— PAGE TEXT —
Ken Steiglitz on The Discrete Charm of the Machine

SteiglitzA few short decades ago, we were informed by the smooth signals of analog television and radio; we communicated using our analog telephones; and we even computed with analog computers. Today our world is digital, built with zeros and ones. Why did this revolution occur? The Discrete Charm of the Machine explains, in an engaging and accessible manner, the varied physical and logical reasons behind this radical transformation. Ken Steiglitz examines why our information technology, the lifeblood of our civilization, became digital, and challenges us to think about where its future trajectory may lead.

What is the aim of the book?

The subtitle: To explain why the world became digital. Barely two generations ago our information machines—radio, TV, computers, telephones, phonographs, cameras—were analog. Information was represented by smoothly varying waves. Today all these devices are digital. Information is represented by bits, zeros and ones. We trace the reasons for this radical change, some based on fundamental physical principles, others on ideas from communication theory and computer science. At the end we arrive at the present age of the internet, dominated by digital communication, and finally greet the arrival of androids—the logical end of our current pursuit of artificial intelligence. 

What role did war play in this transformation?

Sadly, World War II was a major impetus to many of the developments leading to the digital world, mainly because of the need for better methods for decrypting intercepted secret messages and more powerful computation for building the atomic bomb. The following Cold War just increased the pressure. Business applications of computers and then, of course, the personal computer opened the floodgates for the machines that are today never far from our fingertips.

How did you come to study this subject?

I lived it. As an electrical engineering undergraduate I used both analog and digital computers. My first summer job was programming one of the few digital computers in Manhattan at the time, the IBM 704. In graduate school I wrote my dissertation on the relationship between analog and digital signal processing and my research for the next twenty years or so concentrated on digital signal processing: using computers to process sound and images in digital form.

What physical theory played—and continues to play—a key role in the revolution?

Quantum mechanics, without a doubt. The theory explains the essential nature of noise, which is the natural enemy of analog information; it makes possible the shrinkage and speedup of our electronics (Moore’s law); and it introduces the possibility of an entirely new kind of computer, the quantum computer, which can transcend the power of today’s conventional machines. Quantum mechanics shows that many aspects of the world are essentially discrete in nature, and the change from the classical physics of the nineteenth century to the quantum mechanics of the twentieth is mirrored in the development of our digital information machines.

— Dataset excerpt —
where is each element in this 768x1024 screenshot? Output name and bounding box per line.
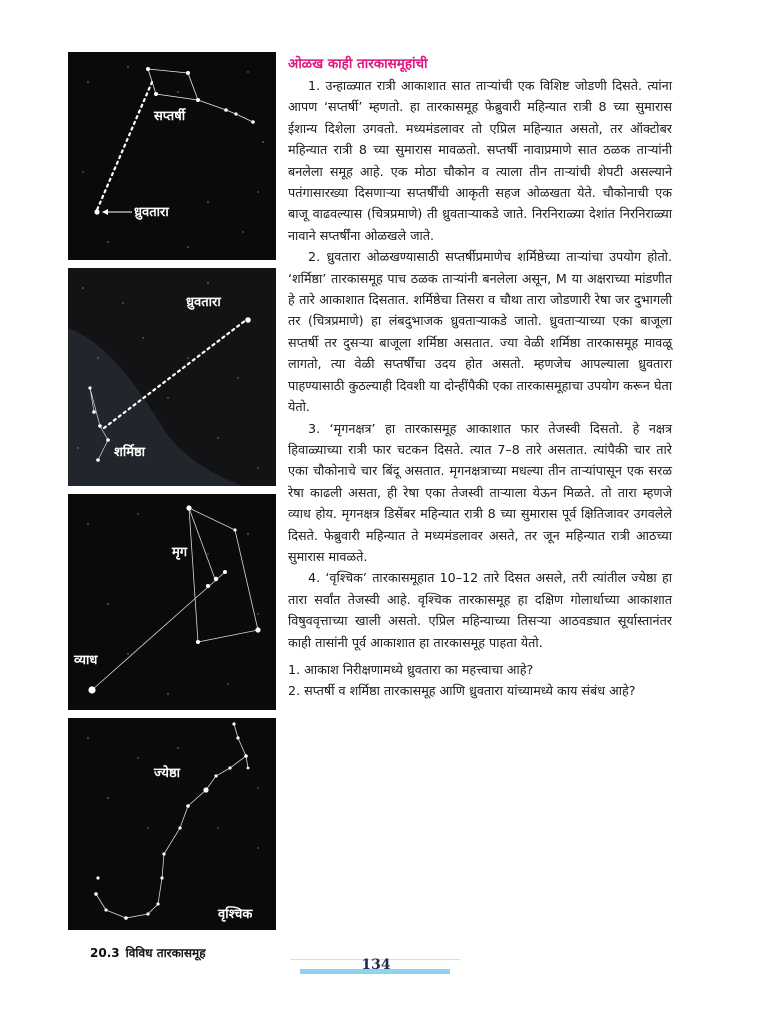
- saptarshi-panel: [68, 52, 276, 260]
- saptarshi-star: [146, 67, 150, 71]
- paragraph-sharmishtha: 2. ध्रुवतारा ओळखण्यासाठी सप्तर्षीप्रमाणेच शर्मिष्ठेच्या ताऱ्यांचा उपयोग होतो. ‘शर्मिष्ठा’ तारकासमूह पाच ठळक ताऱ्यांनी बनलेला असून, M या अक्षराच्या मांडणीत हे तारे आकाशात दिसतात. शर्मिष्ठेचा तिसरा व चौथा तारा जोडणारी रेषा जर दुभागली तर (चित्रप्रमाणे) हा लंबदुभाजक ध्रुवताऱ्याकडे जातो. ध्रुवताऱ्याच्या एका बाजूला सप्तर्षी तर दुसऱ्या बाजूला शर्मिष्ठा असतात. ज्या वेळी शर्मिष्ठा तारकासमूह मावळू लागतो, त्या वेळी सप्तर्षींचा उदय होत असतो. म्हणजेच आपल्याला ध्रुवतारा पाहण्यासाठी कुठल्याही दिवशी या दोन्हींपैकी एका तारकासमूहाचा उपयोग करून घेता येतो.: [288, 249, 672, 415]
- figure-caption-text: विविध तारकासमूह: [125, 946, 206, 960]
- sharmishtha-star: [92, 410, 96, 414]
- saptarshi-star-map: [68, 52, 276, 260]
- paragraph-vrishchik: 4. ‘वृश्चिक’ तारकासमूहात 10–12 तारे दिसत असले, तरी त्यांतील ज्येष्ठा हा तारा सर्वांत तेजस्वी आहे. वृश्चिक तारकासमूह हा दक्षिण गोलार्धाच्या आकाशात विषुववृत्ताच्या खाली असतो. एप्रिल महिन्याच्या तिसऱ्या आठवड्यात सूर्यास्तानंतर काही तासांनी पूर्व आकाशात हा तारकासमूह पाहता येतो.: [288, 570, 672, 650]
- section-heading: ओळख काही तारकासमूहांची: [288, 56, 428, 72]
- mrug-star-map: [68, 494, 276, 710]
- mrug-label: मृग: [172, 545, 188, 560]
- sharmishtha-panel: [68, 268, 276, 486]
- paragraph-saptarshi: 1. उन्हाळ्यात रात्री आकाशात सात ताऱ्यांची एक विशिष्ट जोडणी दिसते. त्यांना आपण ‘सप्तर्षी’ म्हणतो. हा तारकासमूह फेब्रुवारी महिन्यात रात्री 8 च्या सुमारास ईशान्य दिशेला उगवतो. मध्यमंडलावर तो एप्रिल महिन्यात असतो, तर ऑक्टोबर महिन्यात रात्री 8 च्या सुमारास मावळतो. सप्तर्षी नावाप्रमाणे सात ठळक ताऱ्यांनी बनलेला समूह आहे. एक मोठा चौकोन व त्याला तीन ताऱ्यांची शेपटी असल्याने पतंगासारख्या दिसणाऱ्या सप्तर्षींची आकृती सहज ओळखता येते. चौकोनाची एक बाजू वाढवल्यास (चित्रप्रमाणे) ती ध्रुवताऱ्याकडे जाते. निरनिराळ्या देशांत निरनिराळ्या नावाने सप्तर्षींना ओळखले जाते.: [288, 78, 672, 243]
- question-item: 2. सप्तर्षी व शर्मिष्ठा तारकासमूह आणि ध्रुवतारा यांच्यामध्ये काय संबंध आहे?: [288, 683, 636, 699]
- jyeshtha-label: ज्येष्ठा: [154, 766, 181, 781]
- vrishchik-panel: [68, 718, 276, 930]
- text-column: [288, 55, 672, 702]
- figure-caption-number: 20.3: [90, 946, 120, 960]
- figure-caption: [90, 944, 206, 961]
- jyeshtha-star: [203, 787, 208, 792]
- vyadh-label: व्याध: [74, 653, 98, 668]
- dhruvtara-label: ध्रुवतारा: [186, 295, 221, 310]
- vrishchik-star-map: [68, 718, 276, 930]
- sharmishtha-label: शर्मिष्ठा: [114, 445, 146, 460]
- mrug-star: [186, 505, 191, 510]
- dhruvtara-star: [94, 209, 99, 214]
- question-item: 1. आकाश निरीक्षणामध्ये ध्रुवतारा का महत्त्वाचा आहे?: [288, 661, 534, 677]
- dhruvtara-label: ध्रुवतारा: [134, 205, 169, 220]
- question-list: [288, 659, 672, 702]
- page-number: 134: [361, 957, 391, 973]
- saptarshi-label: सप्तर्षी: [154, 109, 186, 124]
- mrug-panel: [68, 494, 276, 710]
- vyadh-star: [88, 686, 95, 693]
- sharmishtha-star-map: [68, 268, 276, 486]
- dhruvtara-star: [245, 317, 251, 323]
- vrishchik-label: वृश्चिक: [218, 907, 253, 922]
- paragraph-mrug: 3. ‘मृगनक्षत्र’ हा तारकासमूह आकाशात फार तेजस्वी दिसतो. हे नक्षत्र हिवाळ्याच्या रात्री फार चटकन दिसते. त्यात 7–8 तारे असतात. त्यांपैकी चार तारे एका चौकोनाचे चार बिंदू असतात. मृगनक्षत्राच्या मधल्या तीन ताऱ्यांपासून एक सरळ रेषा काढली असता, ही रेषा एका तेजस्वी ताऱ्याला येऊन मिळते. तो तारा म्हणजे व्याध होय. मृगनक्षत्र डिसेंबर महिन्यात रात्री 8 च्या सुमारास पूर्व क्षितिजावर उगवलेले दिसते. फेब्रुवारी महिन्यात ते मध्यमंडलावर असते, तर जून महिन्यात रात्री आठच्या सुमारास मावळते.: [288, 420, 672, 564]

— OBJECTIVES —
1. List every information machine that the interview above names as having been analog barely two generations ago.
2. From the interview above, extract the passage from "How did you" to "in digital form." word for word.
3. Answer these questions using the interview above:
(a) Which computer did Steiglitz program in his first summer job?
(b) Which war does the interview call a major impetus to many of the developments leading to the digital world?
(c) Which physical theory is named as playing a key role in the revolution?

— PER-TASK ANSWERS —
1. Radio, TV, computers, telephones, phonographs, cameras

2.
How did you come to study this subject?

I lived it. As an electrical engineering undergraduate I used both analog and digital computers. My first summer job was programming one of the few digital computers in Manhattan at the time, the IBM 704. In graduate school I wrote my dissertation on the relationship between analog and digital signal processing and my research for the next twenty years or so concentrated on digital signal processing: using computers to process sound and images in digital form.

3.
(a) The IBM 704
(b) World War II
(c) Quantum mechanics